Go through the entries below and retype them exactly, omitting each picture.

ENTRIES PROVIDED start

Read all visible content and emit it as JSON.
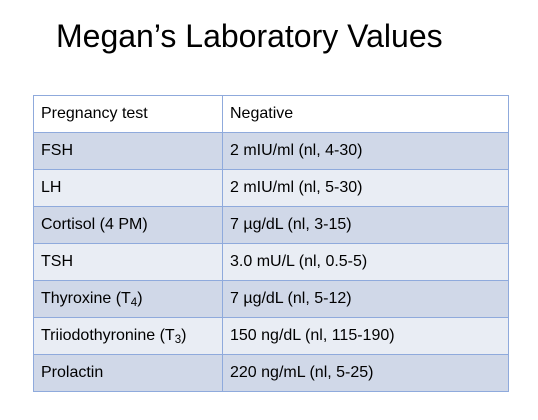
{
  "title": "Megan’s Laboratory Values",
  "rows": [
    {
      "test": "Pregnancy test",
      "test_sub": "",
      "test_suffix": "",
      "result": "Negative"
    },
    {
      "test": "FSH",
      "test_sub": "",
      "test_suffix": "",
      "result": "2 mIU/ml (nl, 4-30)"
    },
    {
      "test": "LH",
      "test_sub": "",
      "test_suffix": "",
      "result": "2 mIU/ml (nl, 5-30)"
    },
    {
      "test": "Cortisol (4 PM)",
      "test_sub": "",
      "test_suffix": "",
      "result": "7 µg/dL (nl, 3-15)"
    },
    {
      "test": "TSH",
      "test_sub": "",
      "test_suffix": "",
      "result": "3.0 mU/L (nl, 0.5-5)"
    },
    {
      "test": "Thyroxine (T",
      "test_sub": "4",
      "test_suffix": ")",
      "result": "7 µg/dL (nl, 5-12)"
    },
    {
      "test": "Triiodothyronine (T",
      "test_sub": "3",
      "test_suffix": ")",
      "result": "150 ng/dL (nl, 115-190)"
    },
    {
      "test": "Prolactin",
      "test_sub": "",
      "test_suffix": "",
      "result": "220 ng/mL (nl, 5-25)"
    }
  ]
}
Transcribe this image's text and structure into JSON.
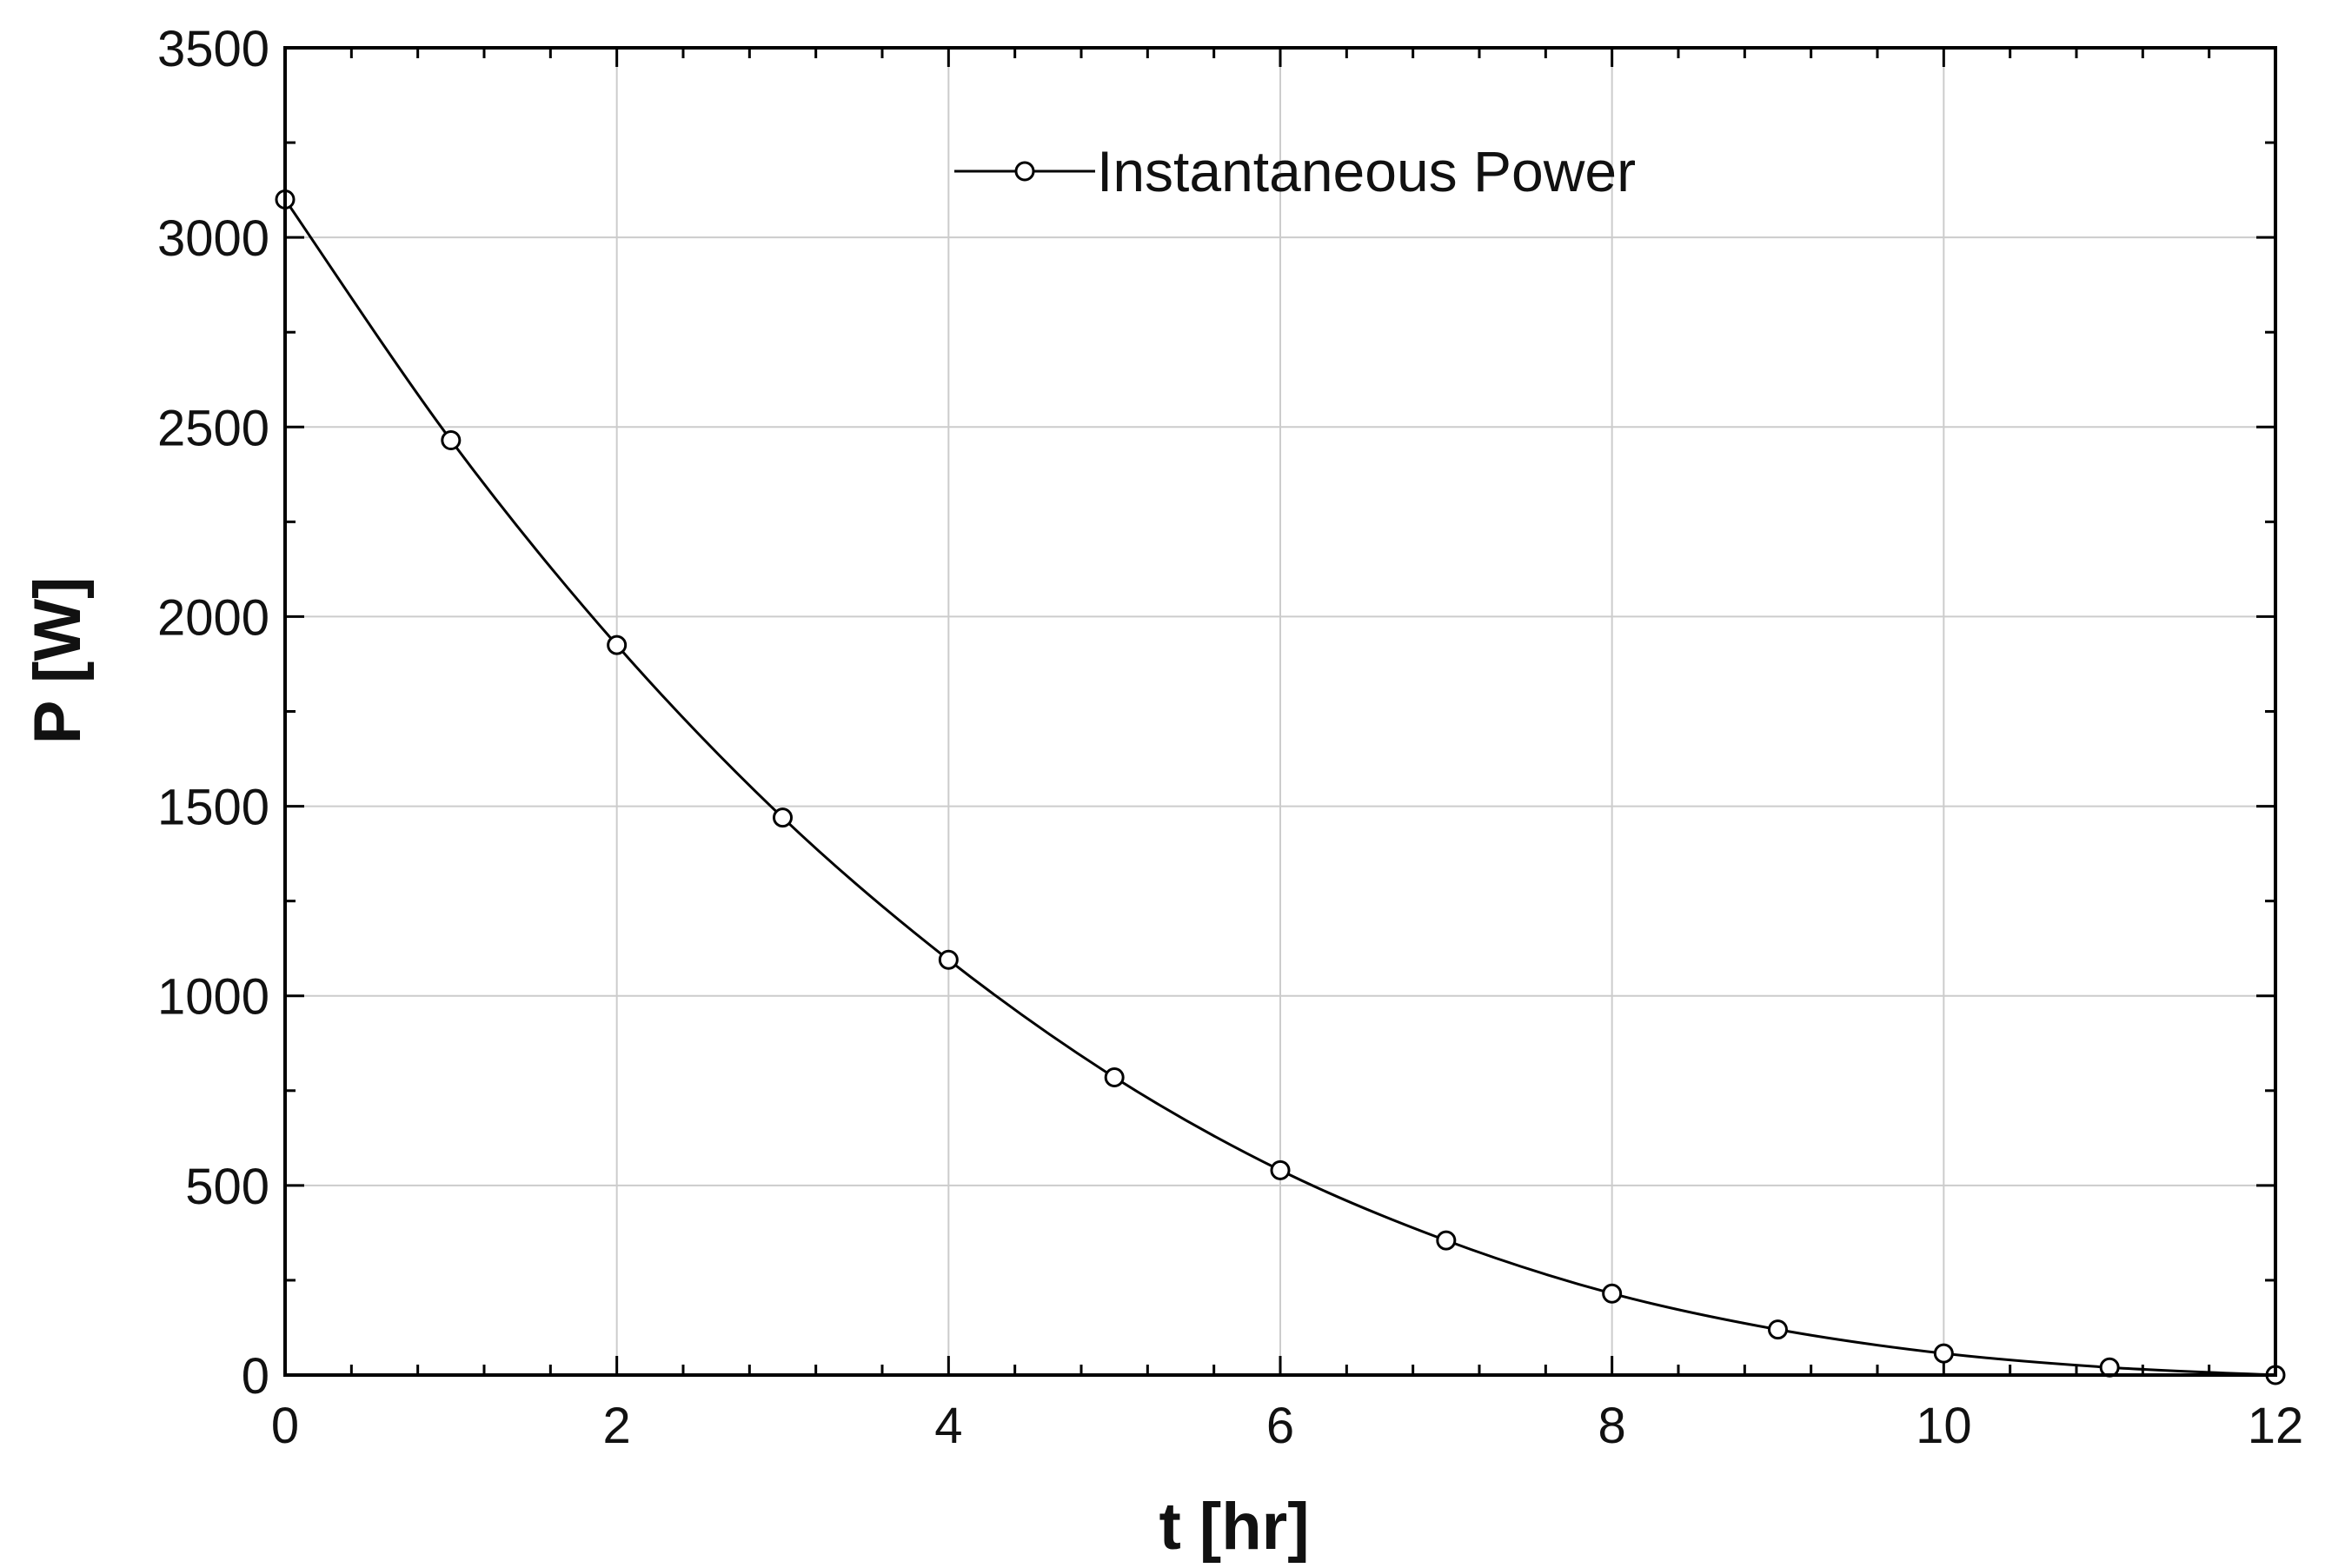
{
  "chart_data": {
    "type": "line",
    "title": "",
    "xlabel": "t  [hr]",
    "ylabel": "P  [W]",
    "xlim": [
      0,
      12
    ],
    "ylim": [
      0,
      3500
    ],
    "x_ticks": [
      0,
      2,
      4,
      6,
      8,
      10,
      12
    ],
    "y_ticks": [
      0,
      500,
      1000,
      1500,
      2000,
      2500,
      3000,
      3500
    ],
    "grid": true,
    "legend_position": "top-center",
    "series": [
      {
        "name": "Instantaneous Power",
        "marker": "open-circle",
        "color": "#000000",
        "x": [
          0,
          1,
          2,
          3,
          4,
          5,
          6,
          7,
          8,
          9,
          10,
          11,
          12
        ],
        "values": [
          3100,
          2465,
          1925,
          1470,
          1095,
          785,
          540,
          355,
          215,
          120,
          57,
          20,
          0
        ]
      }
    ]
  },
  "colors": {
    "grid": "#cccccc",
    "axis": "#000000",
    "series": "#000000"
  }
}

ENTRIES PROVIDED end

> SOLUTION TO THE PROBLEM:
Read all visible content and emit it as JSON.
{
  "title": "Megan’s Laboratory Values",
  "rows": [
    {
      "test": "Pregnancy test",
      "test_sub": "",
      "test_suffix": "",
      "result": "Negative"
    },
    {
      "test": "FSH",
      "test_sub": "",
      "test_suffix": "",
      "result": "2 mIU/ml (nl, 4-30)"
    },
    {
      "test": "LH",
      "test_sub": "",
      "test_suffix": "",
      "result": "2 mIU/ml (nl, 5-30)"
    },
    {
      "test": "Cortisol (4 PM)",
      "test_sub": "",
      "test_suffix": "",
      "result": "7 µg/dL (nl, 3-15)"
    },
    {
      "test": "TSH",
      "test_sub": "",
      "test_suffix": "",
      "result": "3.0 mU/L (nl, 0.5-5)"
    },
    {
      "test": "Thyroxine (T",
      "test_sub": "4",
      "test_suffix": ")",
      "result": "7 µg/dL (nl, 5-12)"
    },
    {
      "test": "Triiodothyronine (T",
      "test_sub": "3",
      "test_suffix": ")",
      "result": "150 ng/dL (nl, 115-190)"
    },
    {
      "test": "Prolactin",
      "test_sub": "",
      "test_suffix": "",
      "result": "220 ng/mL (nl, 5-25)"
    }
  ]
}
Transcribe this image's text and structure into JSON.
{
  "chart_data": {
    "type": "line",
    "title": "",
    "xlabel": "t  [hr]",
    "ylabel": "P  [W]",
    "xlim": [
      0,
      12
    ],
    "ylim": [
      0,
      3500
    ],
    "x_ticks": [
      0,
      2,
      4,
      6,
      8,
      10,
      12
    ],
    "y_ticks": [
      0,
      500,
      1000,
      1500,
      2000,
      2500,
      3000,
      3500
    ],
    "grid": true,
    "legend_position": "top-center",
    "series": [
      {
        "name": "Instantaneous Power",
        "marker": "open-circle",
        "color": "#000000",
        "x": [
          0,
          1,
          2,
          3,
          4,
          5,
          6,
          7,
          8,
          9,
          10,
          11,
          12
        ],
        "values": [
          3100,
          2465,
          1925,
          1470,
          1095,
          785,
          540,
          355,
          215,
          120,
          57,
          20,
          0
        ]
      }
    ]
  },
  "colors": {
    "grid": "#cccccc",
    "axis": "#000000",
    "series": "#000000"
  }
}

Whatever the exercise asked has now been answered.